A block of data:
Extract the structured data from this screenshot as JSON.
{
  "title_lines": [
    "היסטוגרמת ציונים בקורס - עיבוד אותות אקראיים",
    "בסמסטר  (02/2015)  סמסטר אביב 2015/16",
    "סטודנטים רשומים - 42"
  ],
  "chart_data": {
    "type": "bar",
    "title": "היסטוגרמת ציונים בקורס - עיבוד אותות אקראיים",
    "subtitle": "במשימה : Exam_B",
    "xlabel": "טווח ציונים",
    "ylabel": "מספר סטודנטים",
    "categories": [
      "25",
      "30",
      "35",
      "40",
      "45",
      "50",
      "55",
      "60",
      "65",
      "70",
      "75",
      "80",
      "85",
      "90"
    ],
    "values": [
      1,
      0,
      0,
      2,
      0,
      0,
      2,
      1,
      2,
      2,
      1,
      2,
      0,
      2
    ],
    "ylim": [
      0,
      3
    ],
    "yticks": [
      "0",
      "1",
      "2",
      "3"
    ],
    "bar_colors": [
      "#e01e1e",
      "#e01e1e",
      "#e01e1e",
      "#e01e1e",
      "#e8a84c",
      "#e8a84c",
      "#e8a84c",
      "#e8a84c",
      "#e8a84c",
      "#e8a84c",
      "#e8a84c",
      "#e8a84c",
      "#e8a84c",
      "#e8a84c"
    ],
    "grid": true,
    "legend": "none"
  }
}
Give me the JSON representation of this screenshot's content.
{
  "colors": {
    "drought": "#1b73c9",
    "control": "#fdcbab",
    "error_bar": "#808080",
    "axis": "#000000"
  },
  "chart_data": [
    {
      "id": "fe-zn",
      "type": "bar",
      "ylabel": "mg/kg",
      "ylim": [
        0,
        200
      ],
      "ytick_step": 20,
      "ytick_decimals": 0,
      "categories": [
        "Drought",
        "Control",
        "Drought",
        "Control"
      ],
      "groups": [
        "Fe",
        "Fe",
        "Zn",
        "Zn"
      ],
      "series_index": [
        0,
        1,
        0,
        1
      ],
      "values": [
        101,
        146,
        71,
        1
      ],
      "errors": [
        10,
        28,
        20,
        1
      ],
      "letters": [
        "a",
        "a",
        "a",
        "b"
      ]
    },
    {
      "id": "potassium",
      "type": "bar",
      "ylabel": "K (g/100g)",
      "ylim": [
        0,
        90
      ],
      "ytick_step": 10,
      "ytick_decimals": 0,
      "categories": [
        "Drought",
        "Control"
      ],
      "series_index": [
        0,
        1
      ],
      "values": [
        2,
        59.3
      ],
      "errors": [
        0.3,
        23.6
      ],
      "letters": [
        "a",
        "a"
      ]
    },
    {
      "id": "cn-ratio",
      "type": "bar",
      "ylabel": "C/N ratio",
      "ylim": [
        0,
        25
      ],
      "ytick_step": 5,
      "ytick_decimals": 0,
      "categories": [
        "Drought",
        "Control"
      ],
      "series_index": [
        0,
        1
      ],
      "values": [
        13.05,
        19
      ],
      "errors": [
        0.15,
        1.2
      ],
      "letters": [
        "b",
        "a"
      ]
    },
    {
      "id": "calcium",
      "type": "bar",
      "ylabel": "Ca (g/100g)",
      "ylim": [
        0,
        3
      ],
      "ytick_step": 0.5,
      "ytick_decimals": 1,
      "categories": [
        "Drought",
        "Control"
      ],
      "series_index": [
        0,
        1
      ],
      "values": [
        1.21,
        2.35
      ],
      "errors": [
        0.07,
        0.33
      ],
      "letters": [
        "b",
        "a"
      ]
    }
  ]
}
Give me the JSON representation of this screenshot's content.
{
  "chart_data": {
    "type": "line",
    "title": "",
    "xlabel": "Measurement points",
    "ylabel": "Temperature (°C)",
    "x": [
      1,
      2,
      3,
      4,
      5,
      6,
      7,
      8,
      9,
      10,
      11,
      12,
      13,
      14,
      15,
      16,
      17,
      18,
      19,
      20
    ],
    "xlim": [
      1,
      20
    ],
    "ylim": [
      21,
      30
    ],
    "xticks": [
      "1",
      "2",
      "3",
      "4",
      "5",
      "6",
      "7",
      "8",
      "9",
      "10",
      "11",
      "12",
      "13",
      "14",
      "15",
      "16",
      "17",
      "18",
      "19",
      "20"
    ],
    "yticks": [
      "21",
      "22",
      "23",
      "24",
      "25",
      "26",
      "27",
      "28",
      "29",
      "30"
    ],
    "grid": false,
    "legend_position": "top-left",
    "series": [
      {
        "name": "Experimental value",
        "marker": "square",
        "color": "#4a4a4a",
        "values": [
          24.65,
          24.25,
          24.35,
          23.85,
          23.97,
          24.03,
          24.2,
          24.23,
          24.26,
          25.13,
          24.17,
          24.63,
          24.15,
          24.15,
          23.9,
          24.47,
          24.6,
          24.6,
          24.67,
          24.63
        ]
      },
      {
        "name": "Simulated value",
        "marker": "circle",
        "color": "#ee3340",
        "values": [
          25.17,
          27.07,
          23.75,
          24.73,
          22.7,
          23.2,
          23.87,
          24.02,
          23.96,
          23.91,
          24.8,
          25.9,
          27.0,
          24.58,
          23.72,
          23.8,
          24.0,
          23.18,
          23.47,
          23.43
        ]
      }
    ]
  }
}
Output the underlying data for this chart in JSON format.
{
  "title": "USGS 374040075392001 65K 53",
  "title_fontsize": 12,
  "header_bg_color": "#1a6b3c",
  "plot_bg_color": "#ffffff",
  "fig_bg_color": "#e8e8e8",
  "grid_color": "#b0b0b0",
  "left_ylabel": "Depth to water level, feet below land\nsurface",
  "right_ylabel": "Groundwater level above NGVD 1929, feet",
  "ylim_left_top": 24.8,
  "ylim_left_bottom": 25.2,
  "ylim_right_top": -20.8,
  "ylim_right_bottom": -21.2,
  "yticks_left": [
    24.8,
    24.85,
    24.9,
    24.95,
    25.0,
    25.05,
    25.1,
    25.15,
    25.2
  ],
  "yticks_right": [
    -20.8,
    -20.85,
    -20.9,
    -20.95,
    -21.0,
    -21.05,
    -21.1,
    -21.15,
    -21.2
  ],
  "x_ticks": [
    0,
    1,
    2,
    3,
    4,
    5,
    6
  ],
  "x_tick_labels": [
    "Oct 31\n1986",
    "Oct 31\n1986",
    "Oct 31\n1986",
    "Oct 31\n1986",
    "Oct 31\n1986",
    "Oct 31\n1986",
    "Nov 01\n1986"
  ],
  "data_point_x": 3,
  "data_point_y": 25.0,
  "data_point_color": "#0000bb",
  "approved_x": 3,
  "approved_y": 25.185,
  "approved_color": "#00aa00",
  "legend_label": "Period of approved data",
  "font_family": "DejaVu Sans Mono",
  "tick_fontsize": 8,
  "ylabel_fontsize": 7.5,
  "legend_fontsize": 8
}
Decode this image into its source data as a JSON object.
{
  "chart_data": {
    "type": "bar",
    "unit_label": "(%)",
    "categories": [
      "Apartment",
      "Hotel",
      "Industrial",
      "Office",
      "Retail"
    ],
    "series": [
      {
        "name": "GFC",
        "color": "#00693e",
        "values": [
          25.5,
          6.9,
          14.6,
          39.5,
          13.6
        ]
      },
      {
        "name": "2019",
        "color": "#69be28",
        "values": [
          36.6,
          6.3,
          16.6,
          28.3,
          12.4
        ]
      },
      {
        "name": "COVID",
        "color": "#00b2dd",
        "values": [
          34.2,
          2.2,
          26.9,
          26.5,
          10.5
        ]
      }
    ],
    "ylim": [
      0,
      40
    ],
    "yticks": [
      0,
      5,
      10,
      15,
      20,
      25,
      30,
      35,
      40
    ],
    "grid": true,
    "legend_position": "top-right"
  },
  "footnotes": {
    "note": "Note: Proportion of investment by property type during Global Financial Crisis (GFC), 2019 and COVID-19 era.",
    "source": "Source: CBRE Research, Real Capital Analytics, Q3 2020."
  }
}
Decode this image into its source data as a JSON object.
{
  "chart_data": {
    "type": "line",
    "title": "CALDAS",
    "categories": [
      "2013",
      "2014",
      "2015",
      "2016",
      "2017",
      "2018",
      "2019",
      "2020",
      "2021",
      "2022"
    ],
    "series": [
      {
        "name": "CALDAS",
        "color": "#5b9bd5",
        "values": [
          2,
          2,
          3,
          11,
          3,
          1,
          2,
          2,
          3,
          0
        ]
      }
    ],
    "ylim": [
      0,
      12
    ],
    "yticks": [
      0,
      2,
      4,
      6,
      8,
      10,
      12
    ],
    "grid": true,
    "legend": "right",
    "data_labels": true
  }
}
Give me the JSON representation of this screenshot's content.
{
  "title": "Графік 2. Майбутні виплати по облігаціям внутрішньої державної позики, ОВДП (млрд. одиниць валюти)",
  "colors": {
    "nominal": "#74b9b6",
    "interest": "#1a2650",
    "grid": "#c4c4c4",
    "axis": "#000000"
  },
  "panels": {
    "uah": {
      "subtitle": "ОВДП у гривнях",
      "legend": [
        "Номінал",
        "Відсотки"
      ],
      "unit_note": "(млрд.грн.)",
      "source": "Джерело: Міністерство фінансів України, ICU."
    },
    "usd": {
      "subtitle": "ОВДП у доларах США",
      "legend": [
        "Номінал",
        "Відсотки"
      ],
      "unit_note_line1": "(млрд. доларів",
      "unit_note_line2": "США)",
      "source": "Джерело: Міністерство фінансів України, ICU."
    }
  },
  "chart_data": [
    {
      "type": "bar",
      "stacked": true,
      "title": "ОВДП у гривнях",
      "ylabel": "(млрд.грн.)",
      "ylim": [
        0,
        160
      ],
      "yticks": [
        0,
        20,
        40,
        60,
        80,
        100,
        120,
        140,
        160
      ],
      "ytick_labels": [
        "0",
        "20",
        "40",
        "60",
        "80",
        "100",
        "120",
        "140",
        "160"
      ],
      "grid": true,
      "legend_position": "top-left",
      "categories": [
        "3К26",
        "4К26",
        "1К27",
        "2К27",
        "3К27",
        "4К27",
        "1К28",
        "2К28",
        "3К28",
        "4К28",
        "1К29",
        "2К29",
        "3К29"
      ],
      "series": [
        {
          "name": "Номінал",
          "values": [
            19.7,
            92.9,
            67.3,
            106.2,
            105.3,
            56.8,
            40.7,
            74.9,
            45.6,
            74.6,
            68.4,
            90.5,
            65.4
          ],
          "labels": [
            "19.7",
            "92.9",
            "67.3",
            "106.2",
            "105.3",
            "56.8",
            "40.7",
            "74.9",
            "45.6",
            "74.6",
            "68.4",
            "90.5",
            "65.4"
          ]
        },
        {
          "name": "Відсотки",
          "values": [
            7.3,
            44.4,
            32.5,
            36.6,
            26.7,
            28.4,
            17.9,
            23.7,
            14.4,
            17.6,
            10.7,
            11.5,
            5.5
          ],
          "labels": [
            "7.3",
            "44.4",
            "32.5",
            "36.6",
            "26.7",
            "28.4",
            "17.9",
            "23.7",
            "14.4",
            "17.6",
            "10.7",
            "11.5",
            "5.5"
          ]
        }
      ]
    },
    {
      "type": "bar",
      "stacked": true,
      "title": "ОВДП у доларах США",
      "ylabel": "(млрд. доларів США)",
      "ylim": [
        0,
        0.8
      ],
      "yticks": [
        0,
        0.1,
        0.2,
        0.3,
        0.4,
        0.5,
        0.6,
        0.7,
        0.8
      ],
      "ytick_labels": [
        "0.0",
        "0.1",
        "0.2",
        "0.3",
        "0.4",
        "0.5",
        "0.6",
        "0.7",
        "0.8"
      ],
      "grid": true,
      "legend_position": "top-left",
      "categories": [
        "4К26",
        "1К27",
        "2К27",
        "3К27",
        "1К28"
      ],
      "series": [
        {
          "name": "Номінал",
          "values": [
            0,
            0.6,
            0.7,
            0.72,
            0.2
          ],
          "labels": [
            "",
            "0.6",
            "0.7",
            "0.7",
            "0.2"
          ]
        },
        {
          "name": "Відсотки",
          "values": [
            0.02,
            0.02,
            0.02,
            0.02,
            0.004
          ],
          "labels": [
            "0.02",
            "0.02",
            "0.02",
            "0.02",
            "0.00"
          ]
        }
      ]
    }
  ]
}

» **What is expected**:
State how many lines of the records hold the string "אותות", and nothing else.

» **Result for this exercise**:
2